Leave out the pictures and retype exactly the lines from the one with "Transcribe this image's" through the end of the records.

:: Available data

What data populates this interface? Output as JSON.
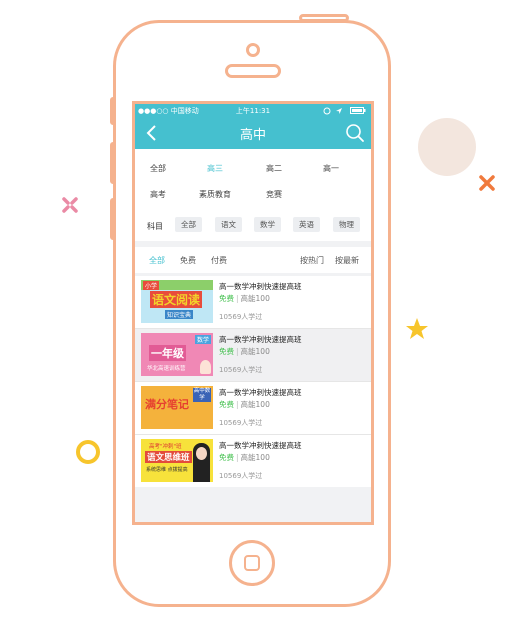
{
  "status_bar": {
    "carrier": "●●●○○ 中国移动",
    "time": "上午11:31"
  },
  "nav": {
    "title": "高中"
  },
  "grades": [
    "全部",
    "高三",
    "高二",
    "高一",
    "高考",
    "素质教育",
    "竞赛"
  ],
  "subject_label": "科目",
  "subjects": [
    "全部",
    "语文",
    "数学",
    "英语",
    "物理"
  ],
  "sort": {
    "all": "全部",
    "free": "免费",
    "paid": "付费",
    "hot": "按热门",
    "newest": "按最新"
  },
  "courses": [
    {
      "title": "高一数学冲刺快速提高班",
      "price": "免费",
      "teacher": "高能100",
      "learners": "10569人学过",
      "thumb_text": "语文阅读",
      "thumb_tag": "小学",
      "thumb_sub": "知识宝典"
    },
    {
      "title": "高一数学冲刺快速提高班",
      "price": "免费",
      "teacher": "高能100",
      "learners": "10569人学过",
      "thumb_text": "一年级",
      "thumb_tag": "数学",
      "thumb_sub": "华北高速训练营"
    },
    {
      "title": "高一数学冲刺快速提高班",
      "price": "免费",
      "teacher": "高能100",
      "learners": "10569人学过",
      "thumb_text": "满分笔记",
      "thumb_tag": "高中数学",
      "thumb_sub": ""
    },
    {
      "title": "高一数学冲刺快速提高班",
      "price": "免费",
      "teacher": "高能100",
      "learners": "10569人学过",
      "thumb_text": "语文思维班",
      "thumb_tag": "高考\"冲刺\"班",
      "thumb_sub": "系统思维 点拨提高"
    }
  ],
  "colors": {
    "accent": "#45c0cf",
    "phone_outline": "#f5b28e",
    "free_green": "#3fbf4b"
  }
}
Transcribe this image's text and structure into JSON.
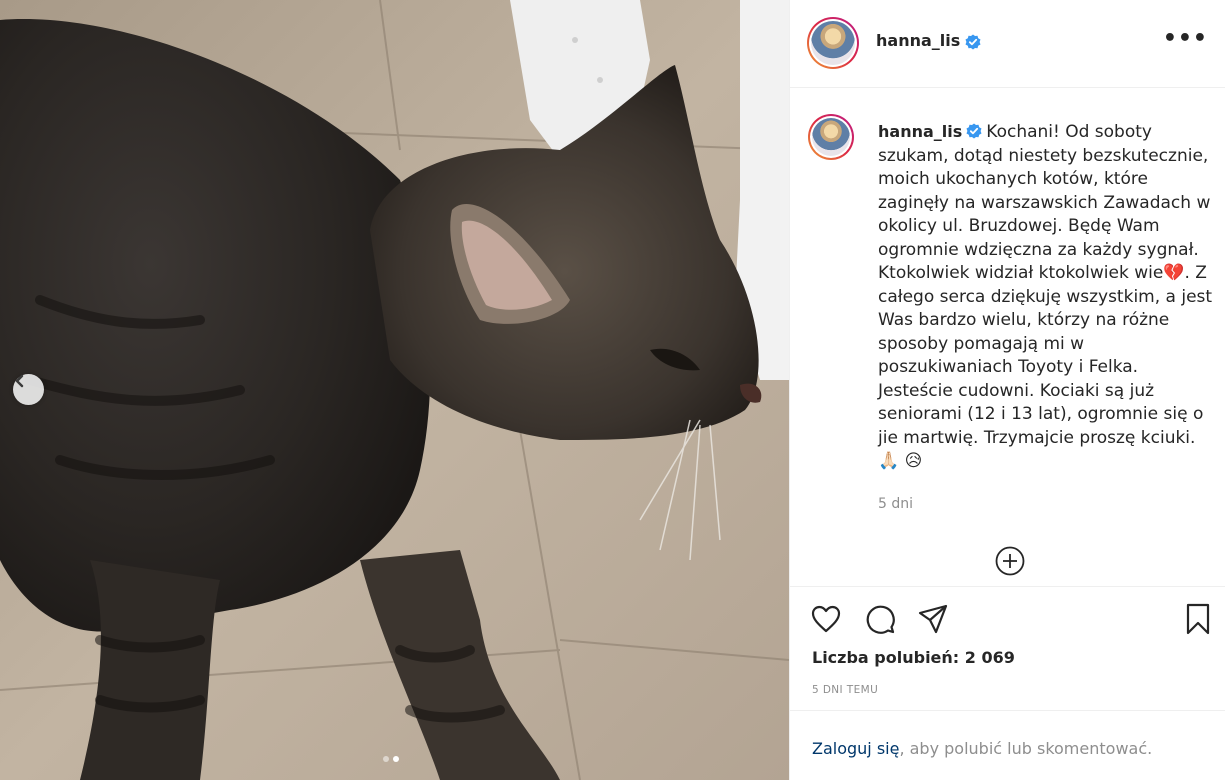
{
  "post": {
    "username": "hanna_lis",
    "caption": "Kochani! Od soboty szukam, dotąd niestety bezskutecznie, moich ukochanych kotów, które zaginęły na warszawskich Zawadach w okolicy ul. Bruzdowej. Będę Wam ogromnie wdzięczna za każdy sygnał. Ktokolwiek widział ktokolwiek wie💔. Z całego serca dziękuję wszystkim, a jest Was bardzo wielu, którzy na różne sposoby pomagają mi w poszukiwaniach Toyoty i Felka. Jesteście cudowni. Kociaki są już seniorami (12 i 13 lat), ogromnie się o jie martwię. Trzymajcie proszę kciuki. 🙏🏻 😥",
    "caption_time": "5 dni",
    "likes": "Liczba polubień: 2 069",
    "time_ago": "5 DNI TEMU"
  },
  "login": {
    "link": "Zaloguj się",
    "rest": ", aby polubić lub skomentować."
  },
  "carousel": {
    "slides": 2,
    "active": 2
  },
  "icons": {
    "more": "more-options-icon",
    "verified": "verified-badge-icon",
    "prev": "chevron-left-icon",
    "like": "heart-icon",
    "comment": "comment-icon",
    "share": "share-icon",
    "save": "bookmark-icon",
    "load_more": "plus-circle-icon"
  },
  "colors": {
    "verified": "#3897f0",
    "link": "#00376b",
    "muted": "#8e8e8e"
  }
}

::::

## Written solution
Transcribe this image's text and structure into JSON.
{
  "post": {
    "username": "hanna_lis",
    "caption": "Kochani! Od soboty szukam, dotąd niestety bezskutecznie, moich ukochanych kotów, które zaginęły na warszawskich Zawadach w okolicy ul. Bruzdowej. Będę Wam ogromnie wdzięczna za każdy sygnał. Ktokolwiek widział ktokolwiek wie💔. Z całego serca dziękuję wszystkim, a jest Was bardzo wielu, którzy na różne sposoby pomagają mi w poszukiwaniach Toyoty i Felka. Jesteście cudowni. Kociaki są już seniorami (12 i 13 lat), ogromnie się o jie martwię. Trzymajcie proszę kciuki. 🙏🏻 😥",
    "caption_time": "5 dni",
    "likes": "Liczba polubień: 2 069",
    "time_ago": "5 DNI TEMU"
  },
  "login": {
    "link": "Zaloguj się",
    "rest": ", aby polubić lub skomentować."
  },
  "carousel": {
    "slides": 2,
    "active": 2
  },
  "icons": {
    "more": "more-options-icon",
    "verified": "verified-badge-icon",
    "prev": "chevron-left-icon",
    "like": "heart-icon",
    "comment": "comment-icon",
    "share": "share-icon",
    "save": "bookmark-icon",
    "load_more": "plus-circle-icon"
  },
  "colors": {
    "verified": "#3897f0",
    "link": "#00376b",
    "muted": "#8e8e8e"
  }
}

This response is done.